◆ Work to be completed ◆
Every entry must be transcribed without alteration.

Records excerpted from a collection
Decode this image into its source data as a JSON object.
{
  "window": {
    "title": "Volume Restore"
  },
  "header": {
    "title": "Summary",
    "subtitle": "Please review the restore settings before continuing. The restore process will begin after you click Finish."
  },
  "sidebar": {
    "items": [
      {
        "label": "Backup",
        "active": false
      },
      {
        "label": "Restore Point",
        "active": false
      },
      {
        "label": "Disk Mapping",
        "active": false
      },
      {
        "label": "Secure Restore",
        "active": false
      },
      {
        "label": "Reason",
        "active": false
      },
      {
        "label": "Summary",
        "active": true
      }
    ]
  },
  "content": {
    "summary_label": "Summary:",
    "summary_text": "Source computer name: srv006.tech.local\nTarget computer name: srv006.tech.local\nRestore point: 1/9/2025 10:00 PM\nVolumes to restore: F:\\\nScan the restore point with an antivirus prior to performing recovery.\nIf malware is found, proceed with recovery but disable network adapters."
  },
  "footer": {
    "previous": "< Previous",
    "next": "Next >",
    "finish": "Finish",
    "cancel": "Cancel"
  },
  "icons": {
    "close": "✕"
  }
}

◆ Exercise output ◆
Decode this image into its source data as a JSON object.
{
  "window": {
    "title": "Volume Restore"
  },
  "header": {
    "title": "Summary",
    "subtitle": "Please review the restore settings before continuing. The restore process will begin after you click Finish."
  },
  "sidebar": {
    "items": [
      {
        "label": "Backup",
        "active": false
      },
      {
        "label": "Restore Point",
        "active": false
      },
      {
        "label": "Disk Mapping",
        "active": false
      },
      {
        "label": "Secure Restore",
        "active": false
      },
      {
        "label": "Reason",
        "active": false
      },
      {
        "label": "Summary",
        "active": true
      }
    ]
  },
  "content": {
    "summary_label": "Summary:",
    "summary_text": "Source computer name: srv006.tech.local\nTarget computer name: srv006.tech.local\nRestore point: 1/9/2025 10:00 PM\nVolumes to restore: F:\\\nScan the restore point with an antivirus prior to performing recovery.\nIf malware is found, proceed with recovery but disable network adapters."
  },
  "footer": {
    "previous": "< Previous",
    "next": "Next >",
    "finish": "Finish",
    "cancel": "Cancel"
  },
  "icons": {
    "close": "✕"
  }
}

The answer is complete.